[Stored items]
****
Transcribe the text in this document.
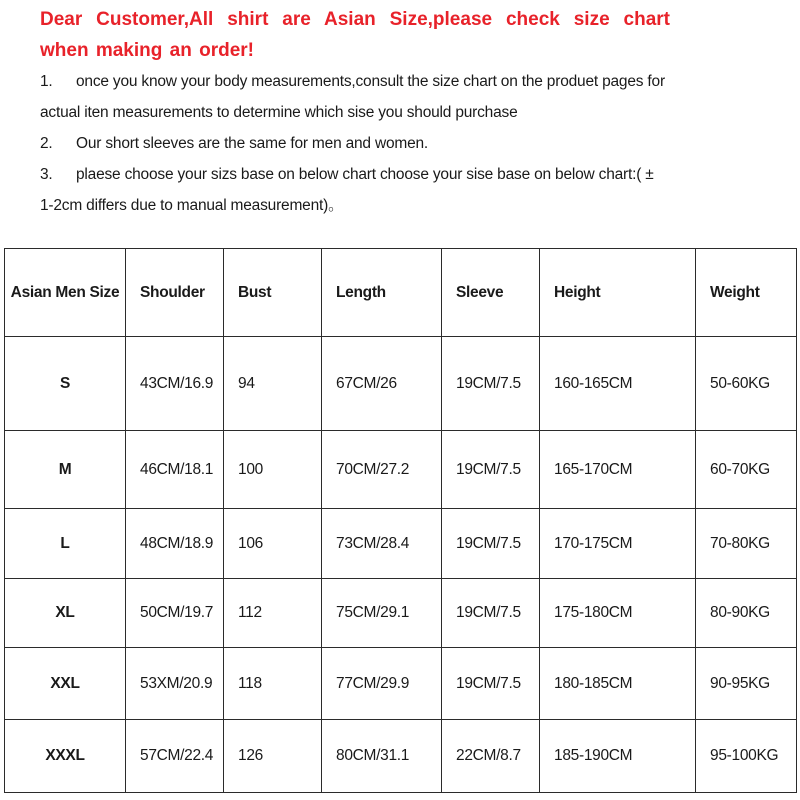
Dear Customer,All shirt are Asian Size,please check size chart when making an order!

1. once you know your body measurements,consult the size chart on the produet pages for
actual iten measurements to determine which sise you should purchase
2. Our short sleeves are the same for men and women.
3. plaese choose your sizs base on below chart choose your sise base on below chart:( ±
1-2cm differs due to manual measurement)。
Asian Men Size	Shoulder	Bust	Length	Sleeve	Height	Weight
S	43CM/16.9	94	67CM/26	19CM/7.5	160-165CM	50-60KG
M	46CM/18.1	100	70CM/27.2	19CM/7.5	165-170CM	60-70KG
L	48CM/18.9	106	73CM/28.4	19CM/7.5	170-175CM	70-80KG
XL	50CM/19.7	112	75CM/29.1	19CM/7.5	175-180CM	80-90KG
XXL	53XM/20.9	118	77CM/29.9	19CM/7.5	180-185CM	90-95KG
XXXL	57CM/22.4	126	80CM/31.1	22CM/8.7	185-190CM	95-100KG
****
[Set problem] Each line above is to be copied verbatim. Drop any image from the copy.

[Result of the task]
Transcribe the text in this document.
Dear Customer,All shirt are Asian Size,please check size chart when making an order!

1. once you know your body measurements,consult the size chart on the produet pages for
actual iten measurements to determine which sise you should purchase
2. Our short sleeves are the same for men and women.
3. plaese choose your sizs base on below chart choose your sise base on below chart:( ±
1-2cm differs due to manual measurement)。
Asian Men Size	Shoulder	Bust	Length	Sleeve	Height	Weight
S	43CM/16.9	94	67CM/26	19CM/7.5	160-165CM	50-60KG
M	46CM/18.1	100	70CM/27.2	19CM/7.5	165-170CM	60-70KG
L	48CM/18.9	106	73CM/28.4	19CM/7.5	170-175CM	70-80KG
XL	50CM/19.7	112	75CM/29.1	19CM/7.5	175-180CM	80-90KG
XXL	53XM/20.9	118	77CM/29.9	19CM/7.5	180-185CM	90-95KG
XXXL	57CM/22.4	126	80CM/31.1	22CM/8.7	185-190CM	95-100KG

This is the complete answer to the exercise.